(Saved entries)

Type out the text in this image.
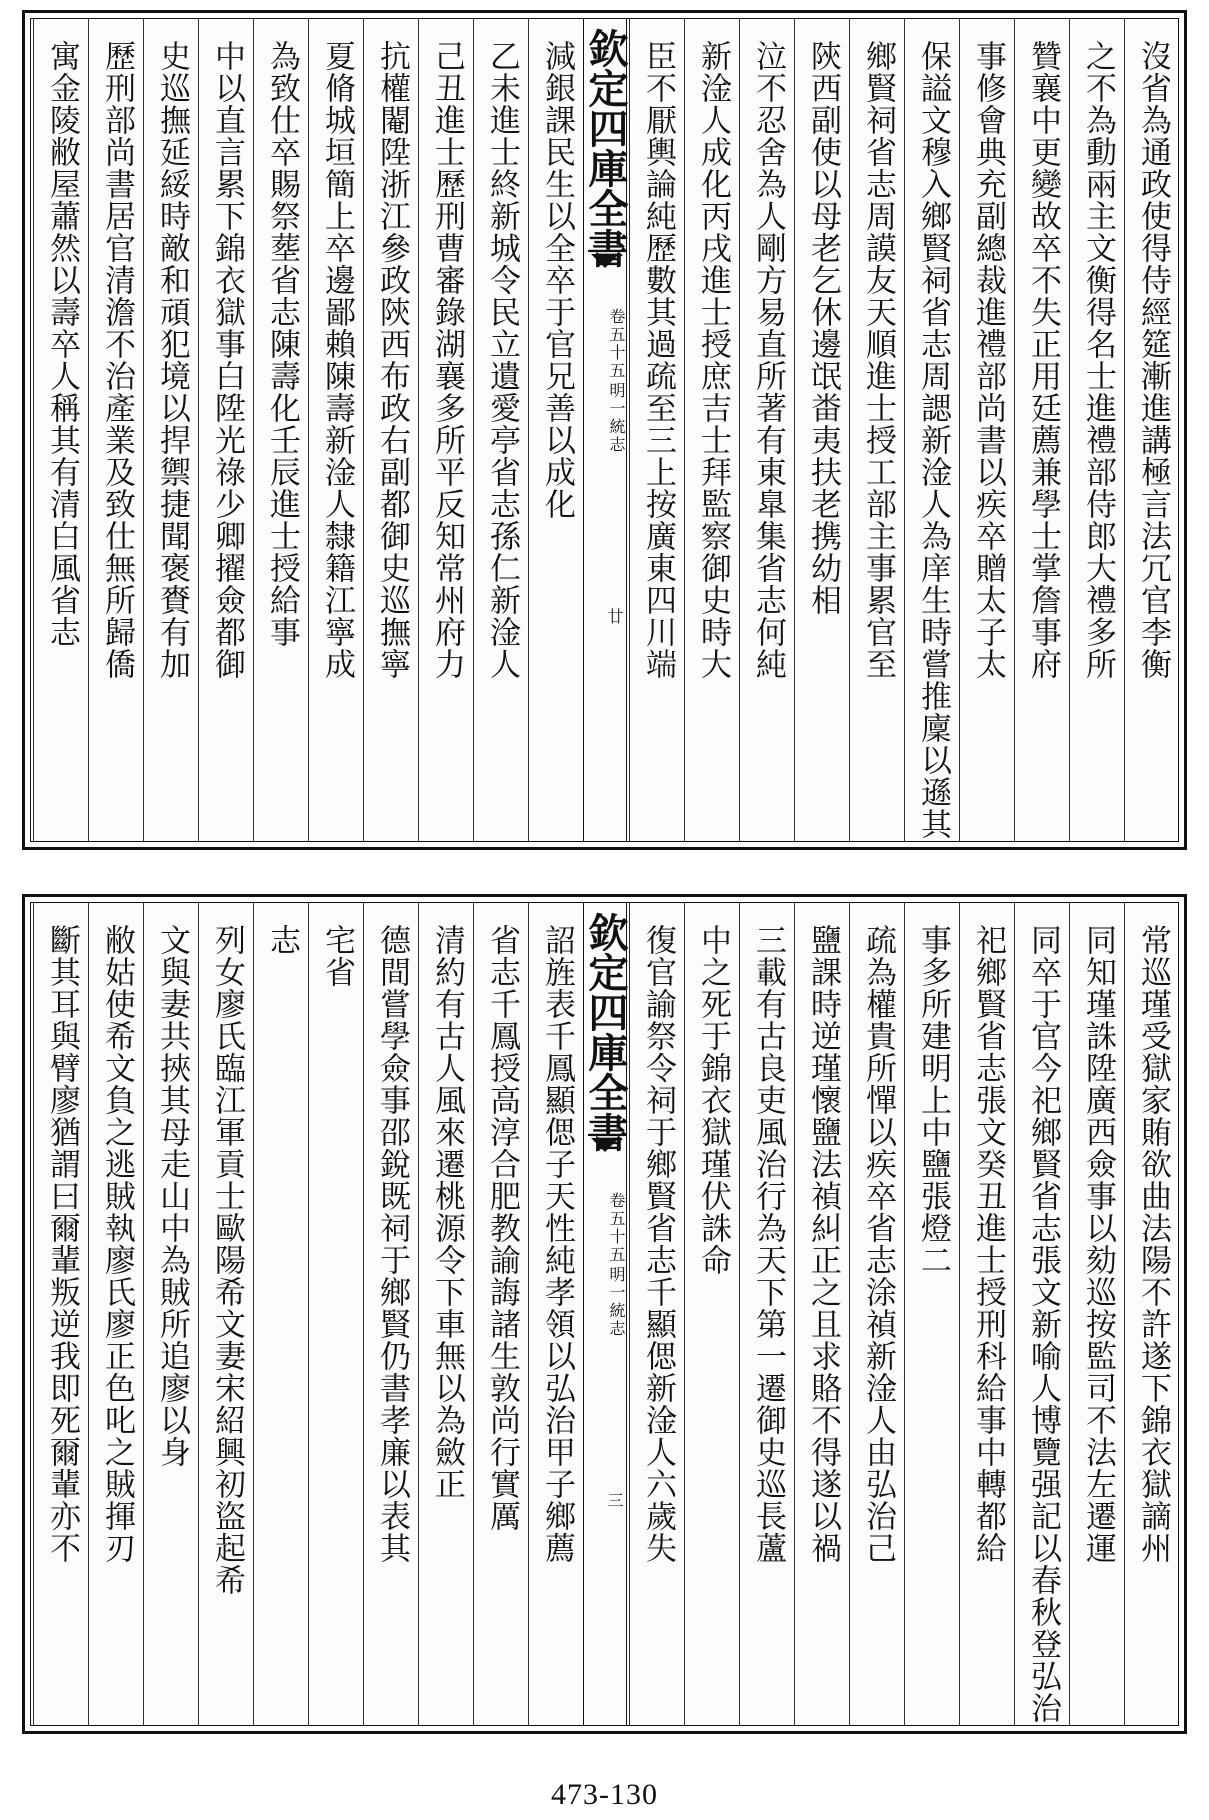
沒省為通政使得侍經筵漸進講極言法冗官李衡
之不為動兩主文衡得名士進禮部侍郎大禮多所
贊襄中更變故卒不失正用廷薦兼學士掌詹事府
事修會典充副總裁進禮部尚書以疾卒贈太子太
保謚文穆入鄉賢祠省志周諰新淦人為庠生時嘗推廩以遜其
鄉賢祠省志周謨友天順進士授工部主事累官至
陝西副使以母老乞休邊氓畨夷扶老携幼相
泣不忍舍為人剛方易直所著有東臯集省志何純
新淦人成化丙戌進士授庶吉士拜監察御史時大
臣不厭輿論純歷數其過疏至三上按廣東四川端
欽定四庫全書
明一統志
卷五十五
廿
減銀課民生以全卒于官兄善以成化
乙未進士終新城令民立遺愛亭省志孫仁新淦人
己丑進士歷刑曹審錄湖襄多所平反知常州府力
抗權閹陞浙江參政陝西布政右副都御史巡撫寧
夏脩城垣簡上卒邊鄙賴陳壽新淦人隸籍江寧成
為致仕卒賜祭塟省志陳壽化壬辰進士授給事
中以直言累下錦衣獄事白陞光祿少卿擢僉都御
史巡撫延綏時敵和頑犯境以捍禦捷聞褒賚有加
歷刑部尚書居官清澹不治產業及致仕無所歸僑
寓金陵敝屋蕭然以壽卒人稱其有清白風省志
常巡瑾受獄家賄欲曲法陽不許遂下錦衣獄謫州
同知瑾誅陞廣西僉事以劾巡按監司不法左遷運
同卒于官今祀鄉賢省志張文新喻人博覽强記以春秋登弘治
祀鄉賢省志張文癸丑進士授刑科給事中轉都給
事多所建明上中鹽張燈二
疏為權貴所憚以疾卒省志涂禎新淦人由弘治己
鹽課時逆瑾懷鹽法禎糾正之且求賂不得遂以禍
三載有古良吏風治行為天下第一遷御史巡長蘆
中之死于錦衣獄瑾伏誅命
復官諭祭令祠于鄉賢省志千顯偲新淦人六歲失
欽定四庫全書
明一統志
卷五十五
三
詔旌表千鳳顯偲子天性純孝領以弘治甲子鄉薦
省志千鳳授高淳合肥教諭誨諸生敦尚行實厲
清約有古人風來遷桃源令下車無以為斂正
德間嘗學僉事邵銳既祠于鄉賢仍書孝廉以表其
宅省
志
列女廖氏臨江軍貢士歐陽希文妻宋紹興初盜起希
文與妻共挾其母走山中為賊所追廖以身
敝姑使希文負之逃賊執廖氏廖正色叱之賊揮刃
斷其耳與臂廖猶謂曰爾輩叛逆我即死爾輩亦不
473-130
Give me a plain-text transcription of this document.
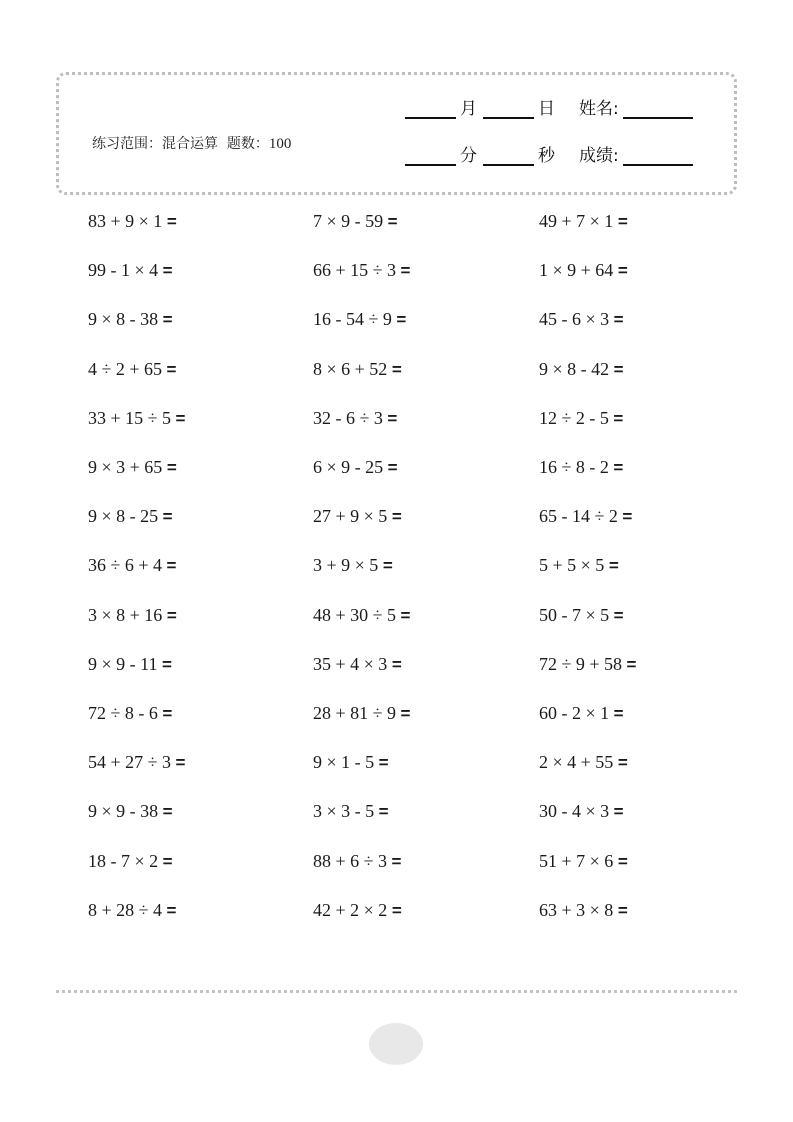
练习范围：混合运算 题数：100
月	日 姓名:
分	秒 成绩:
83 + 9 × 1 =
99 - 1 × 4 =
9 × 8 - 38 =
4 ÷ 2 + 65 =
33 + 15 ÷ 5 =
9 × 3 + 65 =
9 × 8 - 25 =
36 ÷ 6 + 4 =
3 × 8 + 16 =
9 × 9 - 11 =
72 ÷ 8 - 6 =
54 + 27 ÷ 3 =
9 × 9 - 38 =
18 - 7 × 2 =
8 + 28 ÷ 4 =
7 × 9 - 59 =
66 + 15 ÷ 3 =
16 - 54 ÷ 9 =
8 × 6 + 52 =
32 - 6 ÷ 3 =
6 × 9 - 25 =
27 + 9 × 5 =
3 + 9 × 5 =
48 + 30 ÷ 5 =
35 + 4 × 3 =
28 + 81 ÷ 9 =
9 × 1 - 5 =
3 × 3 - 5 =
88 + 6 ÷ 3 =
42 + 2 × 2 =
49 + 7 × 1 =
1 × 9 + 64 =
45 - 6 × 3 =
9 × 8 - 42 =
12 ÷ 2 - 5 =
16 ÷ 8 - 2 =
65 - 14 ÷ 2 =
5 + 5 × 5 =
50 - 7 × 5 =
72 ÷ 9 + 58 =
60 - 2 × 1 =
2 × 4 + 55 =
30 - 4 × 3 =
51 + 7 × 6 =
63 + 3 × 8 =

WHAT IS ASKED: All of the records need repeating exactly, except for the pictures.

WORKED SOLUTION:
Type out the text in this image.
沒省為通政使得侍經筵漸進講極言法冗官李衡
之不為動兩主文衡得名士進禮部侍郎大禮多所
贊襄中更變故卒不失正用廷薦兼學士掌詹事府
事修會典充副總裁進禮部尚書以疾卒贈太子太
保謚文穆入鄉賢祠省志周諰新淦人為庠生時嘗推廩以遜其
鄉賢祠省志周謨友天順進士授工部主事累官至
陝西副使以母老乞休邊氓畨夷扶老携幼相
泣不忍舍為人剛方易直所著有東臯集省志何純
新淦人成化丙戌進士授庶吉士拜監察御史時大
臣不厭輿論純歷數其過疏至三上按廣東四川端
欽定四庫全書
明一統志
卷五十五
廿
減銀課民生以全卒于官兄善以成化
乙未進士終新城令民立遺愛亭省志孫仁新淦人
己丑進士歷刑曹審錄湖襄多所平反知常州府力
抗權閹陞浙江參政陝西布政右副都御史巡撫寧
夏脩城垣簡上卒邊鄙賴陳壽新淦人隸籍江寧成
為致仕卒賜祭塟省志陳壽化壬辰進士授給事
中以直言累下錦衣獄事白陞光祿少卿擢僉都御
史巡撫延綏時敵和頑犯境以捍禦捷聞褒賚有加
歷刑部尚書居官清澹不治產業及致仕無所歸僑
寓金陵敝屋蕭然以壽卒人稱其有清白風省志
常巡瑾受獄家賄欲曲法陽不許遂下錦衣獄謫州
同知瑾誅陞廣西僉事以劾巡按監司不法左遷運
同卒于官今祀鄉賢省志張文新喻人博覽强記以春秋登弘治
祀鄉賢省志張文癸丑進士授刑科給事中轉都給
事多所建明上中鹽張燈二
疏為權貴所憚以疾卒省志涂禎新淦人由弘治己
鹽課時逆瑾懷鹽法禎糾正之且求賂不得遂以禍
三載有古良吏風治行為天下第一遷御史巡長蘆
中之死于錦衣獄瑾伏誅命
復官諭祭令祠于鄉賢省志千顯偲新淦人六歲失
欽定四庫全書
明一統志
卷五十五
三
詔旌表千鳳顯偲子天性純孝領以弘治甲子鄉薦
省志千鳳授高淳合肥教諭誨諸生敦尚行實厲
清約有古人風來遷桃源令下車無以為斂正
德間嘗學僉事邵銳既祠于鄉賢仍書孝廉以表其
宅省
志
列女廖氏臨江軍貢士歐陽希文妻宋紹興初盜起希
文與妻共挾其母走山中為賊所追廖以身
敝姑使希文負之逃賊執廖氏廖正色叱之賊揮刃
斷其耳與臂廖猶謂曰爾輩叛逆我即死爾輩亦不
473-130
Give me a plain-text transcription of this document.
练习范围：混合运算 题数：100
月	日 姓名:
分	秒 成绩:
83 + 9 × 1 =
99 - 1 × 4 =
9 × 8 - 38 =
4 ÷ 2 + 65 =
33 + 15 ÷ 5 =
9 × 3 + 65 =
9 × 8 - 25 =
36 ÷ 6 + 4 =
3 × 8 + 16 =
9 × 9 - 11 =
72 ÷ 8 - 6 =
54 + 27 ÷ 3 =
9 × 9 - 38 =
18 - 7 × 2 =
8 + 28 ÷ 4 =
7 × 9 - 59 =
66 + 15 ÷ 3 =
16 - 54 ÷ 9 =
8 × 6 + 52 =
32 - 6 ÷ 3 =
6 × 9 - 25 =
27 + 9 × 5 =
3 + 9 × 5 =
48 + 30 ÷ 5 =
35 + 4 × 3 =
28 + 81 ÷ 9 =
9 × 1 - 5 =
3 × 3 - 5 =
88 + 6 ÷ 3 =
42 + 2 × 2 =
49 + 7 × 1 =
1 × 9 + 64 =
45 - 6 × 3 =
9 × 8 - 42 =
12 ÷ 2 - 5 =
16 ÷ 8 - 2 =
65 - 14 ÷ 2 =
5 + 5 × 5 =
50 - 7 × 5 =
72 ÷ 9 + 58 =
60 - 2 × 1 =
2 × 4 + 55 =
30 - 4 × 3 =
51 + 7 × 6 =
63 + 3 × 8 =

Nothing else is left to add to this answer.